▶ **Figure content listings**
------------------------------------------------------------------------
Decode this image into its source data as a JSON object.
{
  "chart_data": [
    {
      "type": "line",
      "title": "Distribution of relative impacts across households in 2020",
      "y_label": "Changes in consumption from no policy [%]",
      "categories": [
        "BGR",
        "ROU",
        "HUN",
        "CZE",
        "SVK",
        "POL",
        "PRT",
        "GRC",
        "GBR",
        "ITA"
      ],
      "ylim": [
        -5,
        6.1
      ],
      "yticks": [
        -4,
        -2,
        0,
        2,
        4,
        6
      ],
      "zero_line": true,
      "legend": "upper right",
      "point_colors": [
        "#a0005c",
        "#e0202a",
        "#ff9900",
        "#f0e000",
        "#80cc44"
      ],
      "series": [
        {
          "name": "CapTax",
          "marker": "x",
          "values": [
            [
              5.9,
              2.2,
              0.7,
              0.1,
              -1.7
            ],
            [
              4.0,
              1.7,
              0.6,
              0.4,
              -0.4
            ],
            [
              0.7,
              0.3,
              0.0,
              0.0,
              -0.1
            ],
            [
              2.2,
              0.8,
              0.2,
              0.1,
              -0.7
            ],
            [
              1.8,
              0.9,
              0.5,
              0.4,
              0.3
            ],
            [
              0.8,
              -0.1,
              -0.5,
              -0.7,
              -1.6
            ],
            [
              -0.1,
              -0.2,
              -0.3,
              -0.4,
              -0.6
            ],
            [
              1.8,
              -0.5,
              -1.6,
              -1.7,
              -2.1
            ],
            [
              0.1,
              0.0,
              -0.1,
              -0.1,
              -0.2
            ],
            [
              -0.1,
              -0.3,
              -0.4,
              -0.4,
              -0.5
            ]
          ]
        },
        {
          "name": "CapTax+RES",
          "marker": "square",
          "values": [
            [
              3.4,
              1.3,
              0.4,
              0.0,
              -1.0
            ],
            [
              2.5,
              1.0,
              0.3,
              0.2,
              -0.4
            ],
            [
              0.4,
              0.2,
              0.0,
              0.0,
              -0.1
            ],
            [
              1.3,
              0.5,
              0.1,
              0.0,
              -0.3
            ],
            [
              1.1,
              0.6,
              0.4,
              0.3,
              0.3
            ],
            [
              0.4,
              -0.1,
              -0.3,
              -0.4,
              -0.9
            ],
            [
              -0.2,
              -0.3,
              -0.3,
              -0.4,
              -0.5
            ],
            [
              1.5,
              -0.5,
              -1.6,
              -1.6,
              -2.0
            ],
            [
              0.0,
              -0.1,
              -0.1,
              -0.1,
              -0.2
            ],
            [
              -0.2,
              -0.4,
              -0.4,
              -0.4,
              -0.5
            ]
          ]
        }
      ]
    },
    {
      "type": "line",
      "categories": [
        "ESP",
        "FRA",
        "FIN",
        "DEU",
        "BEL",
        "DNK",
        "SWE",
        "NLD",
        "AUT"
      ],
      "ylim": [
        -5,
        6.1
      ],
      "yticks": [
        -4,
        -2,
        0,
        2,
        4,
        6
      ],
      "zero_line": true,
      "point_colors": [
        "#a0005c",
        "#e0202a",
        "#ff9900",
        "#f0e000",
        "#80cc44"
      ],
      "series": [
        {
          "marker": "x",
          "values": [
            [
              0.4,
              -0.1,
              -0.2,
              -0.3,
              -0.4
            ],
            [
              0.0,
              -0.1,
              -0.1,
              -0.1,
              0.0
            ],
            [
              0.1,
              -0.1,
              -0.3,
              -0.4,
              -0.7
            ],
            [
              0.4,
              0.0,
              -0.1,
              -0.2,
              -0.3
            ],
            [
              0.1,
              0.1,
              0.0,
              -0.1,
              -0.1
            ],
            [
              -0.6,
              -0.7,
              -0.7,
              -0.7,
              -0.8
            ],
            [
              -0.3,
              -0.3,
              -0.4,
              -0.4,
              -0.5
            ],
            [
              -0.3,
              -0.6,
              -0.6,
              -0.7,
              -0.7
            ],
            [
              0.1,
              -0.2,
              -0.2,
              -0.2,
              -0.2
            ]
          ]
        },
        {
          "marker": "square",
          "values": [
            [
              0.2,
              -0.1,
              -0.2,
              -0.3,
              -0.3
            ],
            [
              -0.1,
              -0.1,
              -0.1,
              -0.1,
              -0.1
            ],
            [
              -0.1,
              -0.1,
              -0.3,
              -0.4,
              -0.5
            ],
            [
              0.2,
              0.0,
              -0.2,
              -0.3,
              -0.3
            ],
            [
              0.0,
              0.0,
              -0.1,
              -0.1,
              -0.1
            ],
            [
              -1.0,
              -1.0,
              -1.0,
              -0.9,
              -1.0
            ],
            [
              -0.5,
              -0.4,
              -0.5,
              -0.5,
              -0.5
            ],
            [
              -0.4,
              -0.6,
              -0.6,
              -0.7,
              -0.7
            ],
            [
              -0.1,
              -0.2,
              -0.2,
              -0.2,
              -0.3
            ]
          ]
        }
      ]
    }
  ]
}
------------------------------------------------------------------------
▶ **Instruction**
Extract each line from the listing above, please, and repeat it exactly.

▶ **Full solution**
Decode this image into its source data as a JSON object.
{
  "chart_data": [
    {
      "type": "line",
      "title": "Distribution of relative impacts across households in 2020",
      "y_label": "Changes in consumption from no policy [%]",
      "categories": [
        "BGR",
        "ROU",
        "HUN",
        "CZE",
        "SVK",
        "POL",
        "PRT",
        "GRC",
        "GBR",
        "ITA"
      ],
      "ylim": [
        -5,
        6.1
      ],
      "yticks": [
        -4,
        -2,
        0,
        2,
        4,
        6
      ],
      "zero_line": true,
      "legend": "upper right",
      "point_colors": [
        "#a0005c",
        "#e0202a",
        "#ff9900",
        "#f0e000",
        "#80cc44"
      ],
      "series": [
        {
          "name": "CapTax",
          "marker": "x",
          "values": [
            [
              5.9,
              2.2,
              0.7,
              0.1,
              -1.7
            ],
            [
              4.0,
              1.7,
              0.6,
              0.4,
              -0.4
            ],
            [
              0.7,
              0.3,
              0.0,
              0.0,
              -0.1
            ],
            [
              2.2,
              0.8,
              0.2,
              0.1,
              -0.7
            ],
            [
              1.8,
              0.9,
              0.5,
              0.4,
              0.3
            ],
            [
              0.8,
              -0.1,
              -0.5,
              -0.7,
              -1.6
            ],
            [
              -0.1,
              -0.2,
              -0.3,
              -0.4,
              -0.6
            ],
            [
              1.8,
              -0.5,
              -1.6,
              -1.7,
              -2.1
            ],
            [
              0.1,
              0.0,
              -0.1,
              -0.1,
              -0.2
            ],
            [
              -0.1,
              -0.3,
              -0.4,
              -0.4,
              -0.5
            ]
          ]
        },
        {
          "name": "CapTax+RES",
          "marker": "square",
          "values": [
            [
              3.4,
              1.3,
              0.4,
              0.0,
              -1.0
            ],
            [
              2.5,
              1.0,
              0.3,
              0.2,
              -0.4
            ],
            [
              0.4,
              0.2,
              0.0,
              0.0,
              -0.1
            ],
            [
              1.3,
              0.5,
              0.1,
              0.0,
              -0.3
            ],
            [
              1.1,
              0.6,
              0.4,
              0.3,
              0.3
            ],
            [
              0.4,
              -0.1,
              -0.3,
              -0.4,
              -0.9
            ],
            [
              -0.2,
              -0.3,
              -0.3,
              -0.4,
              -0.5
            ],
            [
              1.5,
              -0.5,
              -1.6,
              -1.6,
              -2.0
            ],
            [
              0.0,
              -0.1,
              -0.1,
              -0.1,
              -0.2
            ],
            [
              -0.2,
              -0.4,
              -0.4,
              -0.4,
              -0.5
            ]
          ]
        }
      ]
    },
    {
      "type": "line",
      "categories": [
        "ESP",
        "FRA",
        "FIN",
        "DEU",
        "BEL",
        "DNK",
        "SWE",
        "NLD",
        "AUT"
      ],
      "ylim": [
        -5,
        6.1
      ],
      "yticks": [
        -4,
        -2,
        0,
        2,
        4,
        6
      ],
      "zero_line": true,
      "point_colors": [
        "#a0005c",
        "#e0202a",
        "#ff9900",
        "#f0e000",
        "#80cc44"
      ],
      "series": [
        {
          "marker": "x",
          "values": [
            [
              0.4,
              -0.1,
              -0.2,
              -0.3,
              -0.4
            ],
            [
              0.0,
              -0.1,
              -0.1,
              -0.1,
              0.0
            ],
            [
              0.1,
              -0.1,
              -0.3,
              -0.4,
              -0.7
            ],
            [
              0.4,
              0.0,
              -0.1,
              -0.2,
              -0.3
            ],
            [
              0.1,
              0.1,
              0.0,
              -0.1,
              -0.1
            ],
            [
              -0.6,
              -0.7,
              -0.7,
              -0.7,
              -0.8
            ],
            [
              -0.3,
              -0.3,
              -0.4,
              -0.4,
              -0.5
            ],
            [
              -0.3,
              -0.6,
              -0.6,
              -0.7,
              -0.7
            ],
            [
              0.1,
              -0.2,
              -0.2,
              -0.2,
              -0.2
            ]
          ]
        },
        {
          "marker": "square",
          "values": [
            [
              0.2,
              -0.1,
              -0.2,
              -0.3,
              -0.3
            ],
            [
              -0.1,
              -0.1,
              -0.1,
              -0.1,
              -0.1
            ],
            [
              -0.1,
              -0.1,
              -0.3,
              -0.4,
              -0.5
            ],
            [
              0.2,
              0.0,
              -0.2,
              -0.3,
              -0.3
            ],
            [
              0.0,
              0.0,
              -0.1,
              -0.1,
              -0.1
            ],
            [
              -1.0,
              -1.0,
              -1.0,
              -0.9,
              -1.0
            ],
            [
              -0.5,
              -0.4,
              -0.5,
              -0.5,
              -0.5
            ],
            [
              -0.4,
              -0.6,
              -0.6,
              -0.7,
              -0.7
            ],
            [
              -0.1,
              -0.2,
              -0.2,
              -0.2,
              -0.3
            ]
          ]
        }
      ]
    }
  ]
}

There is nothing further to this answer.